▶ YOUR GOAL
Below is a block of records; repeat all of them exactly.

▶ DATASET
::::::::

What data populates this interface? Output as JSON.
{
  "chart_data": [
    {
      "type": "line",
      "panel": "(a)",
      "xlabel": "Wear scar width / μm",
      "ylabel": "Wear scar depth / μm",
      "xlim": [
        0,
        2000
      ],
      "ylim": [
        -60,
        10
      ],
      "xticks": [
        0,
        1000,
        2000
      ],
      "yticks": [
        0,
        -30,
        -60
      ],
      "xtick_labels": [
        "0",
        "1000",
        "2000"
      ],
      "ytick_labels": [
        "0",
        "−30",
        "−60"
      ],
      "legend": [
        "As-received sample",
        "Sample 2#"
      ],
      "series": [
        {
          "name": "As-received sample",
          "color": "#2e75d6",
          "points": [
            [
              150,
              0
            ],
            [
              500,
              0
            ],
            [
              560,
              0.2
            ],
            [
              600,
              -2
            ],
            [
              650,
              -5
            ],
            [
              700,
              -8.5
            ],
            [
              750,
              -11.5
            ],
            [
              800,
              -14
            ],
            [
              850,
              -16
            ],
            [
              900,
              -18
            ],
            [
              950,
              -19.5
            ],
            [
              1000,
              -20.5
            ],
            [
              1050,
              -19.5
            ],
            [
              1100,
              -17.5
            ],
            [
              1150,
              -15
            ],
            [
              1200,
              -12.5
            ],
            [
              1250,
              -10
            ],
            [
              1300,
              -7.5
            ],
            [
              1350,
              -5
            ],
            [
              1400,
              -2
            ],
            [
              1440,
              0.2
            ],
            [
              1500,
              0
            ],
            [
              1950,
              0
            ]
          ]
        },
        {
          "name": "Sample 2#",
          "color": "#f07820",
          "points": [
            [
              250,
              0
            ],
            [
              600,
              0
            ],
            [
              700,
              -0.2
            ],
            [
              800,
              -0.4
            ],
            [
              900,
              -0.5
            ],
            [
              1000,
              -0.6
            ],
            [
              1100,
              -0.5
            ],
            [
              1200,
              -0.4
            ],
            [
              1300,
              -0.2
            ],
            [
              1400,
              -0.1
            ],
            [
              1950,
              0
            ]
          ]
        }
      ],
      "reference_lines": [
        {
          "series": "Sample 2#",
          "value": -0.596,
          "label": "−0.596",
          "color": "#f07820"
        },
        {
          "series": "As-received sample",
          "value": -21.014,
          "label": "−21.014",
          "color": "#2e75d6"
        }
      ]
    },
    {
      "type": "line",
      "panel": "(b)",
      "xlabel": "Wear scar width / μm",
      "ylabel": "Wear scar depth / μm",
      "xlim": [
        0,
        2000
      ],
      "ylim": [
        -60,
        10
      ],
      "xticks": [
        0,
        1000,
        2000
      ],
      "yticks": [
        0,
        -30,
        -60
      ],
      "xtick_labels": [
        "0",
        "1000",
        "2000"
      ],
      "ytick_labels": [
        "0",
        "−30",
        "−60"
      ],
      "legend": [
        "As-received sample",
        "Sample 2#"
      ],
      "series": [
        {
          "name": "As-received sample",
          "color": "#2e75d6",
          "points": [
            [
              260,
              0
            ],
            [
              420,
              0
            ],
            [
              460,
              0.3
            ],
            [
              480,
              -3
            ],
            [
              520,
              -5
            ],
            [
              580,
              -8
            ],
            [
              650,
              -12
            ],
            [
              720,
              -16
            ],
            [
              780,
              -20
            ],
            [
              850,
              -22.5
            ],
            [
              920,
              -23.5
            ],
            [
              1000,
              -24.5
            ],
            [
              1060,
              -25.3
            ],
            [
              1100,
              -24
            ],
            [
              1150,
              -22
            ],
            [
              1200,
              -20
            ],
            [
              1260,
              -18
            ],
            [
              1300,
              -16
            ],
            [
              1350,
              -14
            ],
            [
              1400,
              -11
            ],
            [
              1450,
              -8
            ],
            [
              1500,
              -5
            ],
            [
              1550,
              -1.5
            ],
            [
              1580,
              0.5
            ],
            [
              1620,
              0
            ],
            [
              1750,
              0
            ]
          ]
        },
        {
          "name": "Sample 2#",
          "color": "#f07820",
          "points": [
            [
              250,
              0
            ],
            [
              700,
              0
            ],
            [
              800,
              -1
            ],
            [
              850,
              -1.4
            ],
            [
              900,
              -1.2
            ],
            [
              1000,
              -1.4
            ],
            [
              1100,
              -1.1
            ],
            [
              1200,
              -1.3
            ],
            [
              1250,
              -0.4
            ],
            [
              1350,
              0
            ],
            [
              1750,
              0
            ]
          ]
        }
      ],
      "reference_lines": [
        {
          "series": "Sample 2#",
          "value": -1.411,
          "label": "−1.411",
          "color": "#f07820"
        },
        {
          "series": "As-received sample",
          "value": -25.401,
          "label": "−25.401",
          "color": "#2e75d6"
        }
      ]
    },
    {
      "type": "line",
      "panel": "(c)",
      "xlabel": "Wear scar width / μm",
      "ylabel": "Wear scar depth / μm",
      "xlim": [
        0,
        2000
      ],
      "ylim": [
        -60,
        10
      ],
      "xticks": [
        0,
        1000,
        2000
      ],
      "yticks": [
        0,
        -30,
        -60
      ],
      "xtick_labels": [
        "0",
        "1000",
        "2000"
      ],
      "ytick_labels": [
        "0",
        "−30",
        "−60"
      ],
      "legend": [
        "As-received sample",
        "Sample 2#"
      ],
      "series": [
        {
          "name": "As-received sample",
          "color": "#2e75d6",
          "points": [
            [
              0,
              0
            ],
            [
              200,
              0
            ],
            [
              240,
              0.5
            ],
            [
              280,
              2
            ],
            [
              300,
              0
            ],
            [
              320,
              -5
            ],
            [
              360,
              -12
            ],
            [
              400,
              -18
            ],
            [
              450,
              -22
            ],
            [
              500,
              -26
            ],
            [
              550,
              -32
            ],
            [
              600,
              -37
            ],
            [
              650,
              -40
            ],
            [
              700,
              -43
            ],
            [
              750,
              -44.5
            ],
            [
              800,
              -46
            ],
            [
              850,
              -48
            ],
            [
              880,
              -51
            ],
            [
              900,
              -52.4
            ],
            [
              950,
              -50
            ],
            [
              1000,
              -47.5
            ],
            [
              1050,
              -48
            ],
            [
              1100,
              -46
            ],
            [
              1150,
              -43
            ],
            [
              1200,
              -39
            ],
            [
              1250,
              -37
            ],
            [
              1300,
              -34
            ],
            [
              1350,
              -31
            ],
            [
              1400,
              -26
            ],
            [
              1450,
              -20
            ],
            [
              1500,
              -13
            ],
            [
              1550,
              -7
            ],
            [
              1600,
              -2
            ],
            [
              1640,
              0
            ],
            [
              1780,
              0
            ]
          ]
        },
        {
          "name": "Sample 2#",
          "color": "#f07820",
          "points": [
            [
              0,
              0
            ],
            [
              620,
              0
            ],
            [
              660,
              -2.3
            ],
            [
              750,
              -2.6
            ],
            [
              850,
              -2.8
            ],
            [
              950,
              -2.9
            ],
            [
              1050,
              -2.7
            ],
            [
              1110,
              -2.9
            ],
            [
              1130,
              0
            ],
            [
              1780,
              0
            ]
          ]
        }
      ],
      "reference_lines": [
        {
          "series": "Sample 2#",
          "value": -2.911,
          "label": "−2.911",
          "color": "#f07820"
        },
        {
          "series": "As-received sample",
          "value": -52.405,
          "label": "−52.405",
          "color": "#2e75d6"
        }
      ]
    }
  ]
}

::::::::

▶ PROBLEM SOLUTION
What data populates this interface? Output as JSON.
{
  "chart_data": [
    {
      "type": "line",
      "panel": "(a)",
      "xlabel": "Wear scar width / μm",
      "ylabel": "Wear scar depth / μm",
      "xlim": [
        0,
        2000
      ],
      "ylim": [
        -60,
        10
      ],
      "xticks": [
        0,
        1000,
        2000
      ],
      "yticks": [
        0,
        -30,
        -60
      ],
      "xtick_labels": [
        "0",
        "1000",
        "2000"
      ],
      "ytick_labels": [
        "0",
        "−30",
        "−60"
      ],
      "legend": [
        "As-received sample",
        "Sample 2#"
      ],
      "series": [
        {
          "name": "As-received sample",
          "color": "#2e75d6",
          "points": [
            [
              150,
              0
            ],
            [
              500,
              0
            ],
            [
              560,
              0.2
            ],
            [
              600,
              -2
            ],
            [
              650,
              -5
            ],
            [
              700,
              -8.5
            ],
            [
              750,
              -11.5
            ],
            [
              800,
              -14
            ],
            [
              850,
              -16
            ],
            [
              900,
              -18
            ],
            [
              950,
              -19.5
            ],
            [
              1000,
              -20.5
            ],
            [
              1050,
              -19.5
            ],
            [
              1100,
              -17.5
            ],
            [
              1150,
              -15
            ],
            [
              1200,
              -12.5
            ],
            [
              1250,
              -10
            ],
            [
              1300,
              -7.5
            ],
            [
              1350,
              -5
            ],
            [
              1400,
              -2
            ],
            [
              1440,
              0.2
            ],
            [
              1500,
              0
            ],
            [
              1950,
              0
            ]
          ]
        },
        {
          "name": "Sample 2#",
          "color": "#f07820",
          "points": [
            [
              250,
              0
            ],
            [
              600,
              0
            ],
            [
              700,
              -0.2
            ],
            [
              800,
              -0.4
            ],
            [
              900,
              -0.5
            ],
            [
              1000,
              -0.6
            ],
            [
              1100,
              -0.5
            ],
            [
              1200,
              -0.4
            ],
            [
              1300,
              -0.2
            ],
            [
              1400,
              -0.1
            ],
            [
              1950,
              0
            ]
          ]
        }
      ],
      "reference_lines": [
        {
          "series": "Sample 2#",
          "value": -0.596,
          "label": "−0.596",
          "color": "#f07820"
        },
        {
          "series": "As-received sample",
          "value": -21.014,
          "label": "−21.014",
          "color": "#2e75d6"
        }
      ]
    },
    {
      "type": "line",
      "panel": "(b)",
      "xlabel": "Wear scar width / μm",
      "ylabel": "Wear scar depth / μm",
      "xlim": [
        0,
        2000
      ],
      "ylim": [
        -60,
        10
      ],
      "xticks": [
        0,
        1000,
        2000
      ],
      "yticks": [
        0,
        -30,
        -60
      ],
      "xtick_labels": [
        "0",
        "1000",
        "2000"
      ],
      "ytick_labels": [
        "0",
        "−30",
        "−60"
      ],
      "legend": [
        "As-received sample",
        "Sample 2#"
      ],
      "series": [
        {
          "name": "As-received sample",
          "color": "#2e75d6",
          "points": [
            [
              260,
              0
            ],
            [
              420,
              0
            ],
            [
              460,
              0.3
            ],
            [
              480,
              -3
            ],
            [
              520,
              -5
            ],
            [
              580,
              -8
            ],
            [
              650,
              -12
            ],
            [
              720,
              -16
            ],
            [
              780,
              -20
            ],
            [
              850,
              -22.5
            ],
            [
              920,
              -23.5
            ],
            [
              1000,
              -24.5
            ],
            [
              1060,
              -25.3
            ],
            [
              1100,
              -24
            ],
            [
              1150,
              -22
            ],
            [
              1200,
              -20
            ],
            [
              1260,
              -18
            ],
            [
              1300,
              -16
            ],
            [
              1350,
              -14
            ],
            [
              1400,
              -11
            ],
            [
              1450,
              -8
            ],
            [
              1500,
              -5
            ],
            [
              1550,
              -1.5
            ],
            [
              1580,
              0.5
            ],
            [
              1620,
              0
            ],
            [
              1750,
              0
            ]
          ]
        },
        {
          "name": "Sample 2#",
          "color": "#f07820",
          "points": [
            [
              250,
              0
            ],
            [
              700,
              0
            ],
            [
              800,
              -1
            ],
            [
              850,
              -1.4
            ],
            [
              900,
              -1.2
            ],
            [
              1000,
              -1.4
            ],
            [
              1100,
              -1.1
            ],
            [
              1200,
              -1.3
            ],
            [
              1250,
              -0.4
            ],
            [
              1350,
              0
            ],
            [
              1750,
              0
            ]
          ]
        }
      ],
      "reference_lines": [
        {
          "series": "Sample 2#",
          "value": -1.411,
          "label": "−1.411",
          "color": "#f07820"
        },
        {
          "series": "As-received sample",
          "value": -25.401,
          "label": "−25.401",
          "color": "#2e75d6"
        }
      ]
    },
    {
      "type": "line",
      "panel": "(c)",
      "xlabel": "Wear scar width / μm",
      "ylabel": "Wear scar depth / μm",
      "xlim": [
        0,
        2000
      ],
      "ylim": [
        -60,
        10
      ],
      "xticks": [
        0,
        1000,
        2000
      ],
      "yticks": [
        0,
        -30,
        -60
      ],
      "xtick_labels": [
        "0",
        "1000",
        "2000"
      ],
      "ytick_labels": [
        "0",
        "−30",
        "−60"
      ],
      "legend": [
        "As-received sample",
        "Sample 2#"
      ],
      "series": [
        {
          "name": "As-received sample",
          "color": "#2e75d6",
          "points": [
            [
              0,
              0
            ],
            [
              200,
              0
            ],
            [
              240,
              0.5
            ],
            [
              280,
              2
            ],
            [
              300,
              0
            ],
            [
              320,
              -5
            ],
            [
              360,
              -12
            ],
            [
              400,
              -18
            ],
            [
              450,
              -22
            ],
            [
              500,
              -26
            ],
            [
              550,
              -32
            ],
            [
              600,
              -37
            ],
            [
              650,
              -40
            ],
            [
              700,
              -43
            ],
            [
              750,
              -44.5
            ],
            [
              800,
              -46
            ],
            [
              850,
              -48
            ],
            [
              880,
              -51
            ],
            [
              900,
              -52.4
            ],
            [
              950,
              -50
            ],
            [
              1000,
              -47.5
            ],
            [
              1050,
              -48
            ],
            [
              1100,
              -46
            ],
            [
              1150,
              -43
            ],
            [
              1200,
              -39
            ],
            [
              1250,
              -37
            ],
            [
              1300,
              -34
            ],
            [
              1350,
              -31
            ],
            [
              1400,
              -26
            ],
            [
              1450,
              -20
            ],
            [
              1500,
              -13
            ],
            [
              1550,
              -7
            ],
            [
              1600,
              -2
            ],
            [
              1640,
              0
            ],
            [
              1780,
              0
            ]
          ]
        },
        {
          "name": "Sample 2#",
          "color": "#f07820",
          "points": [
            [
              0,
              0
            ],
            [
              620,
              0
            ],
            [
              660,
              -2.3
            ],
            [
              750,
              -2.6
            ],
            [
              850,
              -2.8
            ],
            [
              950,
              -2.9
            ],
            [
              1050,
              -2.7
            ],
            [
              1110,
              -2.9
            ],
            [
              1130,
              0
            ],
            [
              1780,
              0
            ]
          ]
        }
      ],
      "reference_lines": [
        {
          "series": "Sample 2#",
          "value": -2.911,
          "label": "−2.911",
          "color": "#f07820"
        },
        {
          "series": "As-received sample",
          "value": -52.405,
          "label": "−52.405",
          "color": "#2e75d6"
        }
      ]
    }
  ]
}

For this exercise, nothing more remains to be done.